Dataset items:
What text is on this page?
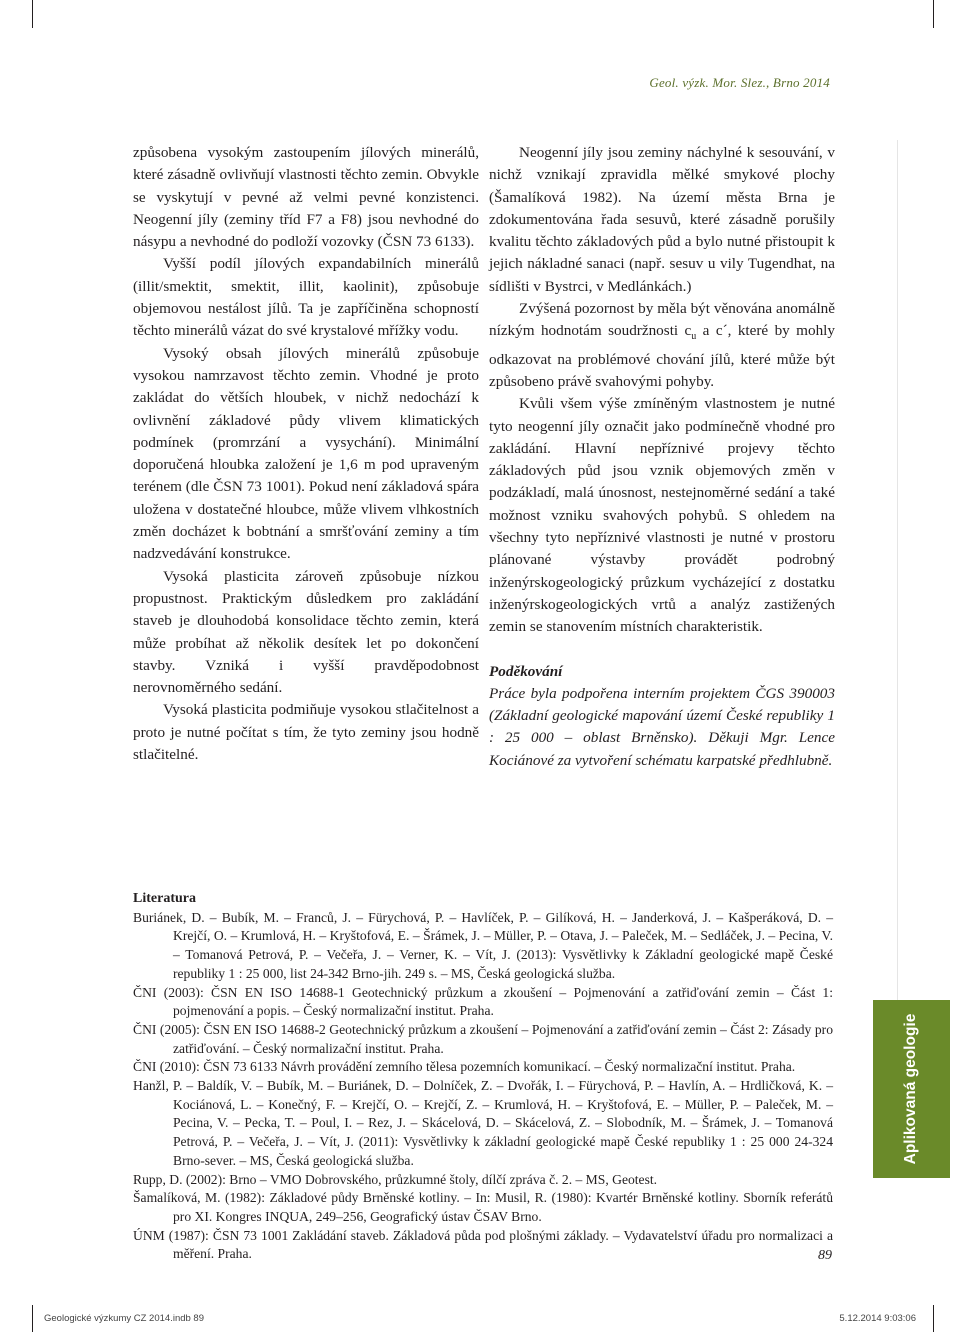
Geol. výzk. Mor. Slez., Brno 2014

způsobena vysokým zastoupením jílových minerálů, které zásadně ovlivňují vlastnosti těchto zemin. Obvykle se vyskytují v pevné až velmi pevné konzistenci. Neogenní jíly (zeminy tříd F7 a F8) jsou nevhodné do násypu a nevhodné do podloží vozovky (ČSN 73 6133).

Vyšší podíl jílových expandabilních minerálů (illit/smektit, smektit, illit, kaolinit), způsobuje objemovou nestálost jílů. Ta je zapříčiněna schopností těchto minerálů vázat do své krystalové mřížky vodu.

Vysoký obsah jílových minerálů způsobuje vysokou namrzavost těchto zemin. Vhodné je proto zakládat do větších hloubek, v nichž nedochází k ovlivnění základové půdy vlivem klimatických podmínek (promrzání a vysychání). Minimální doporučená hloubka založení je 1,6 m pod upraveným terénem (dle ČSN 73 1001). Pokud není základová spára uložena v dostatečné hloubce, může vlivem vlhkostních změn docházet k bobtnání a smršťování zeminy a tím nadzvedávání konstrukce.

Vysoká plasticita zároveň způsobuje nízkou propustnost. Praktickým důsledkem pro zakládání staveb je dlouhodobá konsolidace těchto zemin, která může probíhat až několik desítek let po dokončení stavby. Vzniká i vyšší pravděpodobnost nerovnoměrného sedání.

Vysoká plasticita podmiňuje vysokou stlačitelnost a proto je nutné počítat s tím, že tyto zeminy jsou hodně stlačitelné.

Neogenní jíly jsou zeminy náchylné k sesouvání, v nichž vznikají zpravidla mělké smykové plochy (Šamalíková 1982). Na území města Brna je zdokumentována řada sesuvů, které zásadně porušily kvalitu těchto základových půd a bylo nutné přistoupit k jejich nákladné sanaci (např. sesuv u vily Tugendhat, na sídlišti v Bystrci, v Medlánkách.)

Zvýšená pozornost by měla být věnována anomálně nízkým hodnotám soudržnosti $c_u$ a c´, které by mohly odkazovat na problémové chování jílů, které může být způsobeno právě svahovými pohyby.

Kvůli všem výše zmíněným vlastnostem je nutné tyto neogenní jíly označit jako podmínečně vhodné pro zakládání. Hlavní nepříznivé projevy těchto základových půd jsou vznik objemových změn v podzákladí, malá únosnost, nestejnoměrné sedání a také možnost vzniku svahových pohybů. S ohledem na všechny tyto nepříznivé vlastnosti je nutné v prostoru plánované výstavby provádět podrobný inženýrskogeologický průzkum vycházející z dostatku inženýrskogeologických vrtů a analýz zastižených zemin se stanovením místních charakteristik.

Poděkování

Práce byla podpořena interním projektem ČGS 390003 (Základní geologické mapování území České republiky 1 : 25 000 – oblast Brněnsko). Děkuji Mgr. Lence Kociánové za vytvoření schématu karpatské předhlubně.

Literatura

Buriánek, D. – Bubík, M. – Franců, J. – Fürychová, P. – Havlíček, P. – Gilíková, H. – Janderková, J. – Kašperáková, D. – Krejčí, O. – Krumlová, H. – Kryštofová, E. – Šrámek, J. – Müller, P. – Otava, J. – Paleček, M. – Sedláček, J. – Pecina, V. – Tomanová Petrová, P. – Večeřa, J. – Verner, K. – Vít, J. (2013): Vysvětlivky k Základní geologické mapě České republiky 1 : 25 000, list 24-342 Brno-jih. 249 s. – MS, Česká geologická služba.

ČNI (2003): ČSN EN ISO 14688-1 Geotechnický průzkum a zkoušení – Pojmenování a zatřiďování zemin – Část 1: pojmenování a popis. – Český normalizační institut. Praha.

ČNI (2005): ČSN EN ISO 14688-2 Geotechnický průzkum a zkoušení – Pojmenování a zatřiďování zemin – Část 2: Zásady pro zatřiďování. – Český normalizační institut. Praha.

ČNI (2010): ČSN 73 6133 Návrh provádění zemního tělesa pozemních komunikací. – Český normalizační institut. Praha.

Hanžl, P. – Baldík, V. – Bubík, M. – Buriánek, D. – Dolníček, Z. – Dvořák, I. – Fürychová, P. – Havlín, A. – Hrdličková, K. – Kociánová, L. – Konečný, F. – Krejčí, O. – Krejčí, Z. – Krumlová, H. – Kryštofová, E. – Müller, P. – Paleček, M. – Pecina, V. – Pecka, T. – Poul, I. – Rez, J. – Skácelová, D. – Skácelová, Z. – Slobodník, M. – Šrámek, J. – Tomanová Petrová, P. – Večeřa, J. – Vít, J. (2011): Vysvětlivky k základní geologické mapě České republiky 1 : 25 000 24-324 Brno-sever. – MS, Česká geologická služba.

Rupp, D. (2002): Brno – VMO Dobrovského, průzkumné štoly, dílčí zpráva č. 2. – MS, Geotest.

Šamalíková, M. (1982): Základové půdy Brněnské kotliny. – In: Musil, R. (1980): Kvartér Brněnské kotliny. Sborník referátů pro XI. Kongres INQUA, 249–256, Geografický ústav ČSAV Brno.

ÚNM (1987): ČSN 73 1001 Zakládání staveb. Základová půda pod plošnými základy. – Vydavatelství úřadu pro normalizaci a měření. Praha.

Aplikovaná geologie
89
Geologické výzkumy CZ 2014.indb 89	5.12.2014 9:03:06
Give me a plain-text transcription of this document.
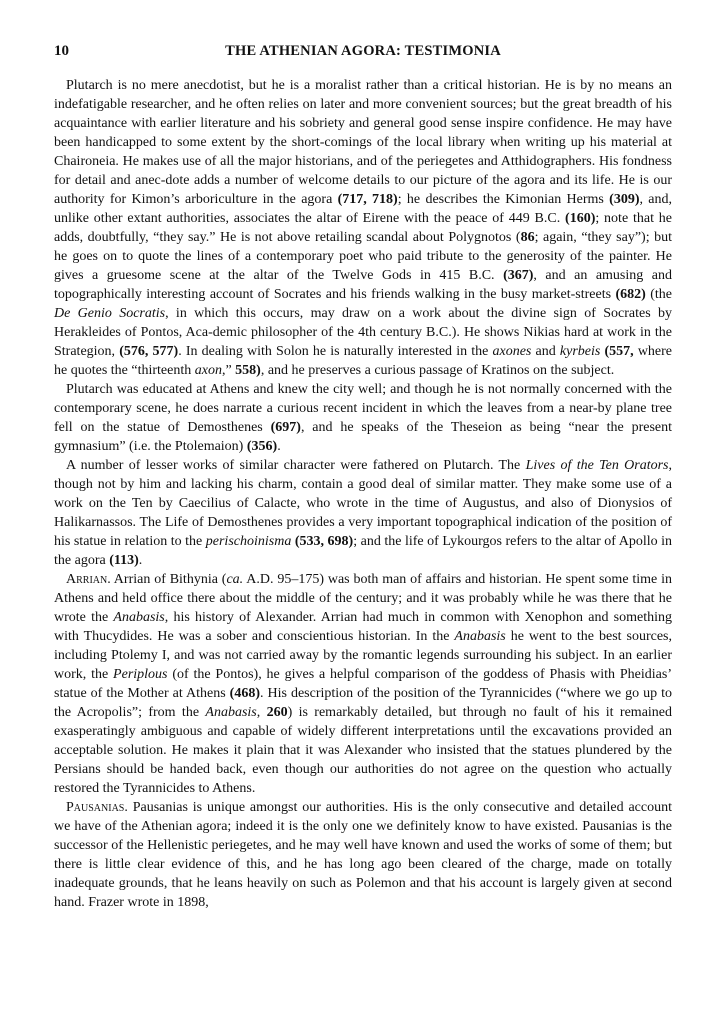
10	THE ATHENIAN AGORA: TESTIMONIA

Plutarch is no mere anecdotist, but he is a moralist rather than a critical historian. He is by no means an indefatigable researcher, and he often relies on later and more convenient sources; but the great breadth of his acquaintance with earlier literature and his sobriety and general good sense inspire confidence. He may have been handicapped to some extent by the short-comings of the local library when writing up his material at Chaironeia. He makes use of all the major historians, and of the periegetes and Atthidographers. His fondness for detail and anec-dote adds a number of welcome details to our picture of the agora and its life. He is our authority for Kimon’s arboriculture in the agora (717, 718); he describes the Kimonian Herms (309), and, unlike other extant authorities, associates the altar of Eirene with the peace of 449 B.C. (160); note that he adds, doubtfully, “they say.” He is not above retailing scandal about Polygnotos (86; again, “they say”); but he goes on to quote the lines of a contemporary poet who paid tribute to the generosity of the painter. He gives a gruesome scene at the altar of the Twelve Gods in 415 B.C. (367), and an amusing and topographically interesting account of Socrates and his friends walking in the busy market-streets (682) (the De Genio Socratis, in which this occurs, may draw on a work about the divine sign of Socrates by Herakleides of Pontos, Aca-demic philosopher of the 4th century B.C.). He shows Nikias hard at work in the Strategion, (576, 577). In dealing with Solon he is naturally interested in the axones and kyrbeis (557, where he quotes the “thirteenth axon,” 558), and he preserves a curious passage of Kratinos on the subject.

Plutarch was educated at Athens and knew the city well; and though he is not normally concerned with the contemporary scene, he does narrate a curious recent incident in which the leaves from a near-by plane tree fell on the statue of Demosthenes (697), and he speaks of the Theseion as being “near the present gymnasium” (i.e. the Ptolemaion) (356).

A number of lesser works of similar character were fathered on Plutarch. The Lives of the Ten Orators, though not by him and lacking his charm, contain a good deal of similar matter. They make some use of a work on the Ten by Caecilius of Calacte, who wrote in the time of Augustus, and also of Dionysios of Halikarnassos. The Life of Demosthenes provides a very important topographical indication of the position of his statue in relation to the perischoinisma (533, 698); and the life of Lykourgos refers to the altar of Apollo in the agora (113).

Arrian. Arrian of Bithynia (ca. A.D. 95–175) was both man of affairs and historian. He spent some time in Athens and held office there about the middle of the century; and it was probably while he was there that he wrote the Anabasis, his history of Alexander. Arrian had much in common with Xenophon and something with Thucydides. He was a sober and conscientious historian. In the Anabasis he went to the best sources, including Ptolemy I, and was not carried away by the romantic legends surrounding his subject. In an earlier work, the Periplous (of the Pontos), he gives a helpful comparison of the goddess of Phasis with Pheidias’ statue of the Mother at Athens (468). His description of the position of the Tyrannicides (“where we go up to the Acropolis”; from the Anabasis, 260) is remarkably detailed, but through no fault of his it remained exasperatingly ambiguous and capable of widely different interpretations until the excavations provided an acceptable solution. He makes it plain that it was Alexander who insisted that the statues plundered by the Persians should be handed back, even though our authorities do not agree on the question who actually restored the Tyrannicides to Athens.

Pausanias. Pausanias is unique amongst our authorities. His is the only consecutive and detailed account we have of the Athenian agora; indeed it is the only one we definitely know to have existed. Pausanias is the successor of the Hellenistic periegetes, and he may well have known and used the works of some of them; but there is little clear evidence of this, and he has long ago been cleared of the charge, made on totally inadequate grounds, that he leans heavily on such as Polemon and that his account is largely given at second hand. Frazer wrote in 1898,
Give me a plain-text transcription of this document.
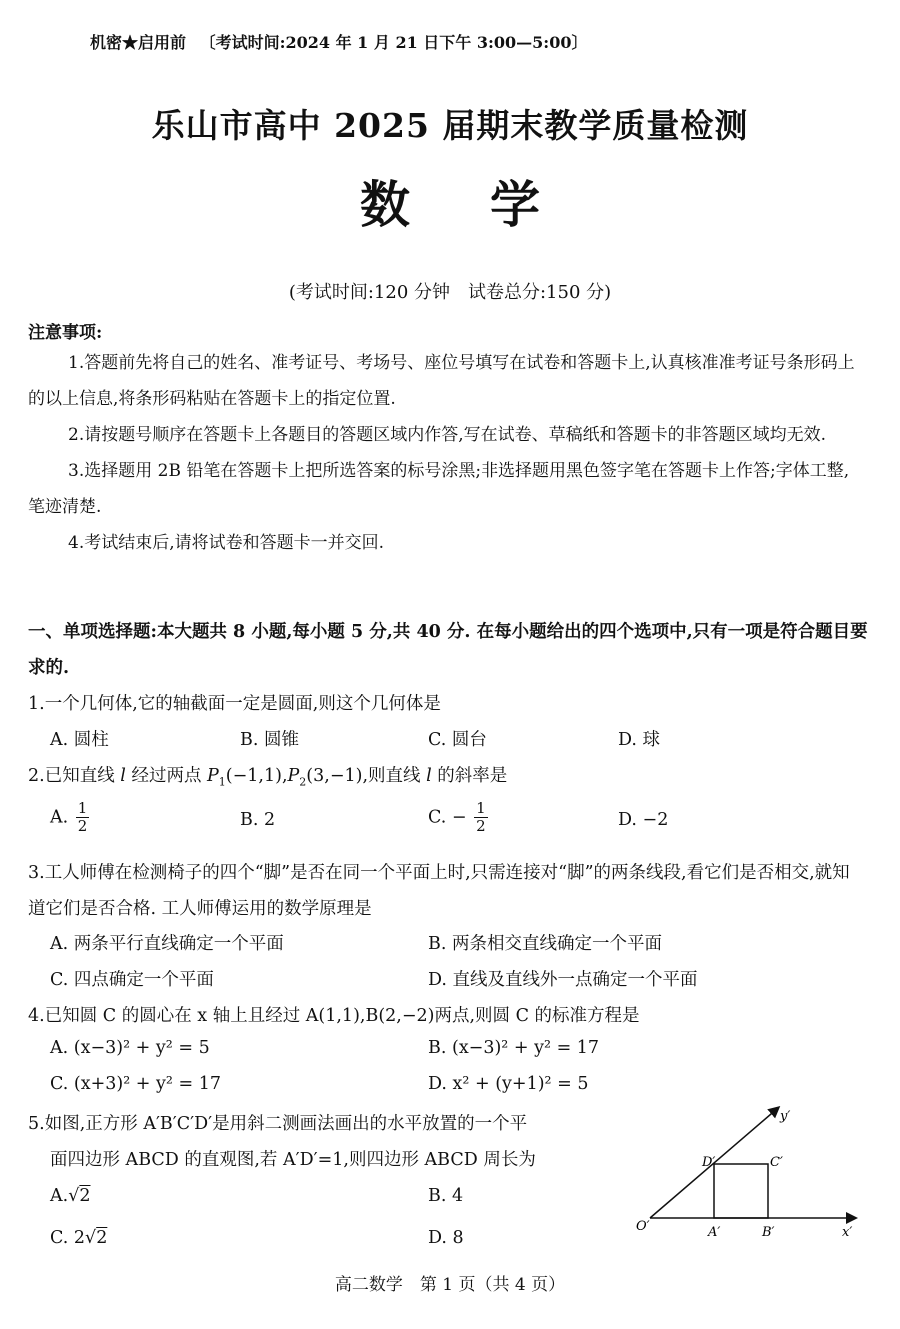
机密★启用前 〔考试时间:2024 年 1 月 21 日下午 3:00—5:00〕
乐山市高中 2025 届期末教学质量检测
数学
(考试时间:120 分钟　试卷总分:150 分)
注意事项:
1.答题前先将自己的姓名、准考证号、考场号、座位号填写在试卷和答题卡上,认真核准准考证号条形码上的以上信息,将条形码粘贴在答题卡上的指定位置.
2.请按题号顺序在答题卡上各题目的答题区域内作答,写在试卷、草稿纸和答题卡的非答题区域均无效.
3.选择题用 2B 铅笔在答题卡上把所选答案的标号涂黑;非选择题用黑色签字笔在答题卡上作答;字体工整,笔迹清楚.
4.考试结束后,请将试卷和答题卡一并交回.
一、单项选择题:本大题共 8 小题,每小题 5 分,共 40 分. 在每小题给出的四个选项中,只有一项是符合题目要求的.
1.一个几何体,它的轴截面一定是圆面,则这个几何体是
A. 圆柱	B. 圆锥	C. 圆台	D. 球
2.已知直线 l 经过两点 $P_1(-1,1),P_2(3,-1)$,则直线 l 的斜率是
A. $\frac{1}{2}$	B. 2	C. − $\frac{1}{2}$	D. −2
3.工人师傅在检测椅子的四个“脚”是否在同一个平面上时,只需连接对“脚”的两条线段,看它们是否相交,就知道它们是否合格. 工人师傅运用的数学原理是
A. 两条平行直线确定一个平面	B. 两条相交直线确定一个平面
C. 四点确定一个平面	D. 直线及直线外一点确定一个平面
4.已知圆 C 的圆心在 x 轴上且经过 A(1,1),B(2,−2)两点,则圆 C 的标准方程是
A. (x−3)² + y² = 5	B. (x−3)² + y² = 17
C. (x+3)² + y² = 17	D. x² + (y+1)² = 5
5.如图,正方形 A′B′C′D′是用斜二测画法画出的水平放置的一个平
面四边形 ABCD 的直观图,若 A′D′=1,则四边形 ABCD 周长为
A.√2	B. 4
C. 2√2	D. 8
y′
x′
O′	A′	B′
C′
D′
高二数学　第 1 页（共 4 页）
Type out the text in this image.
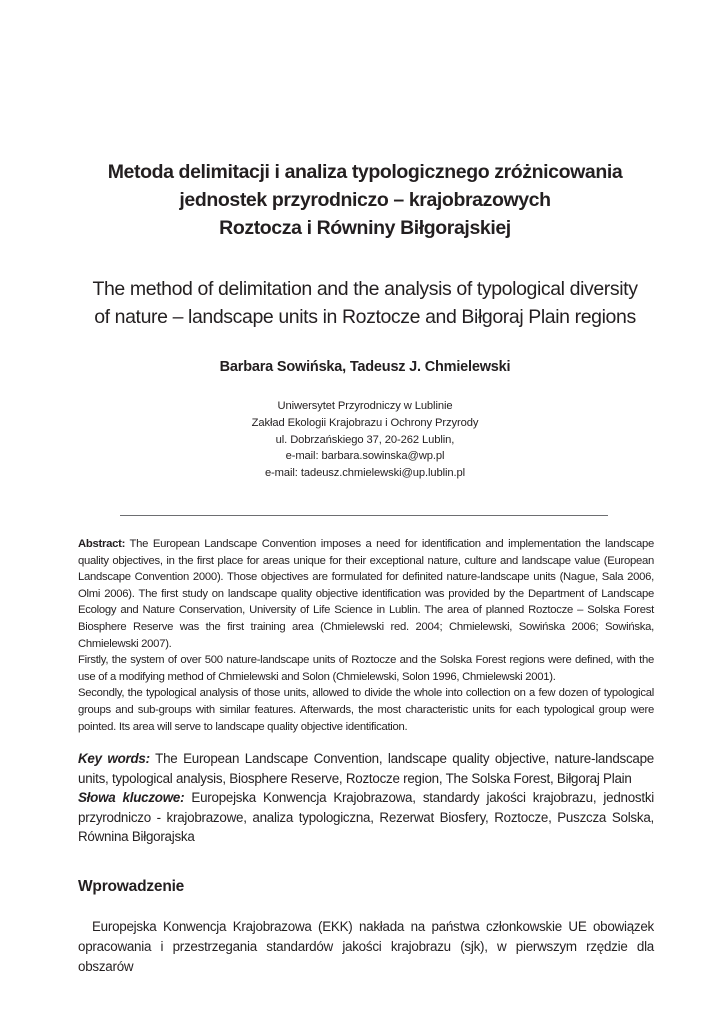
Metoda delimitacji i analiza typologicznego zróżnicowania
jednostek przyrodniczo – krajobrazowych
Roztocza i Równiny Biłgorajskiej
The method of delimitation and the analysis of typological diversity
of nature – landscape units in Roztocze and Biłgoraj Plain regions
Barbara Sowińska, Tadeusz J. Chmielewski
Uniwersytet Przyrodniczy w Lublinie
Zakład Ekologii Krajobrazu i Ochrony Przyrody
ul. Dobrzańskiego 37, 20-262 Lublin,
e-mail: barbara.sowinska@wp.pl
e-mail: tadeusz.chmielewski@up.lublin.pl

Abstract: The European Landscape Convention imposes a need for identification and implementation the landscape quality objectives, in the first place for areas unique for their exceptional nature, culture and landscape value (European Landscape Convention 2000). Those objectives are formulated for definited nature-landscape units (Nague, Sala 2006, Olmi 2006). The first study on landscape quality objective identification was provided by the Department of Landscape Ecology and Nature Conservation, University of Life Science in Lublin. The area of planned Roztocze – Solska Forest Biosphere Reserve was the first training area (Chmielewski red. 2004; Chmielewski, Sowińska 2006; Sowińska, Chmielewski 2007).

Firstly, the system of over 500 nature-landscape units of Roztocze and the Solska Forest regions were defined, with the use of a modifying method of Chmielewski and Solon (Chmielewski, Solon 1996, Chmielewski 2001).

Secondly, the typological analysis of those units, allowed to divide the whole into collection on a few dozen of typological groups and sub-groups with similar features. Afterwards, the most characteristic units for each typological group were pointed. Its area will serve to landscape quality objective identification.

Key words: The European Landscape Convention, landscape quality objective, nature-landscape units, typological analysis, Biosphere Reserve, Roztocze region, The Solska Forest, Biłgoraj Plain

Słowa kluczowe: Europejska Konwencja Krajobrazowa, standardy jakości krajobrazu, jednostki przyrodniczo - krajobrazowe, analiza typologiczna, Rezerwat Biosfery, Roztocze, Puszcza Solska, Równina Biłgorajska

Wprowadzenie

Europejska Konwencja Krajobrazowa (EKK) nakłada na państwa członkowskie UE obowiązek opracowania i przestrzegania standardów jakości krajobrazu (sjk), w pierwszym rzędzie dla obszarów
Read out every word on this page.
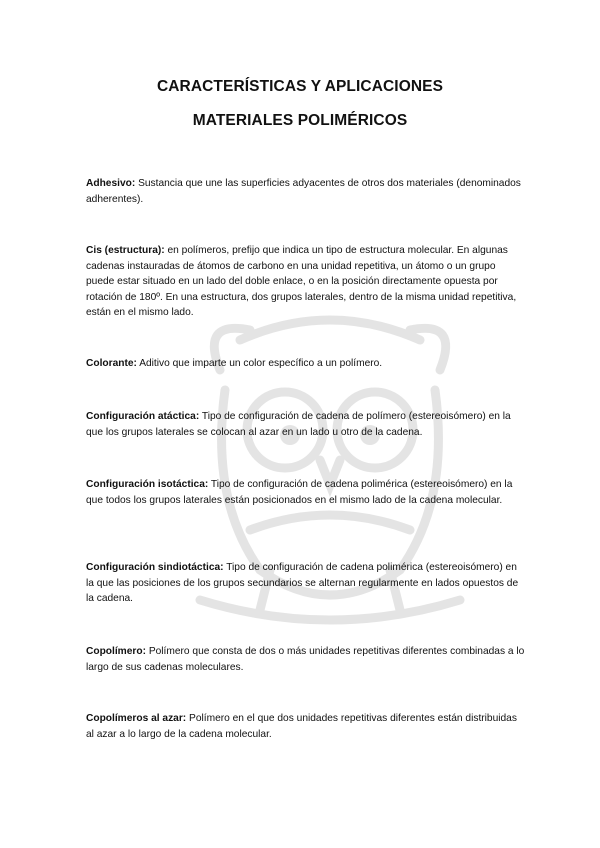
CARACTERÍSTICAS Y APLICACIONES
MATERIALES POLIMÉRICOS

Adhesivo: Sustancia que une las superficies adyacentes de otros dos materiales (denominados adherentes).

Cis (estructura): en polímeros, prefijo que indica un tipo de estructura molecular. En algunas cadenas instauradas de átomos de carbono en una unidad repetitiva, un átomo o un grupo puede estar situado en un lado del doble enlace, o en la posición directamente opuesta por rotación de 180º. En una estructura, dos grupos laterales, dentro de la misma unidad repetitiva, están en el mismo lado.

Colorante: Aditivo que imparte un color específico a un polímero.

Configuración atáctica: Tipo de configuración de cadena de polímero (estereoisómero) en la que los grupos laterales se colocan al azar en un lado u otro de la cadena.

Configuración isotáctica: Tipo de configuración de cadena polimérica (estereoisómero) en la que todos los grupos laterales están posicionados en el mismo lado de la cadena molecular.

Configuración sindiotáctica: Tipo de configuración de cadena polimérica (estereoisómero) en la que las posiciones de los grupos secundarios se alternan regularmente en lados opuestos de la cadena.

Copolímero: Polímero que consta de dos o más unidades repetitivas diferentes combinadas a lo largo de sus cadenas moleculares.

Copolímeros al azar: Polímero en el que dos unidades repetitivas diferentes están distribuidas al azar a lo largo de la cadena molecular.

DIRECTION: Report how many lines in the records hold the word "European", giving the number and nothing else.

RESPONSE: 2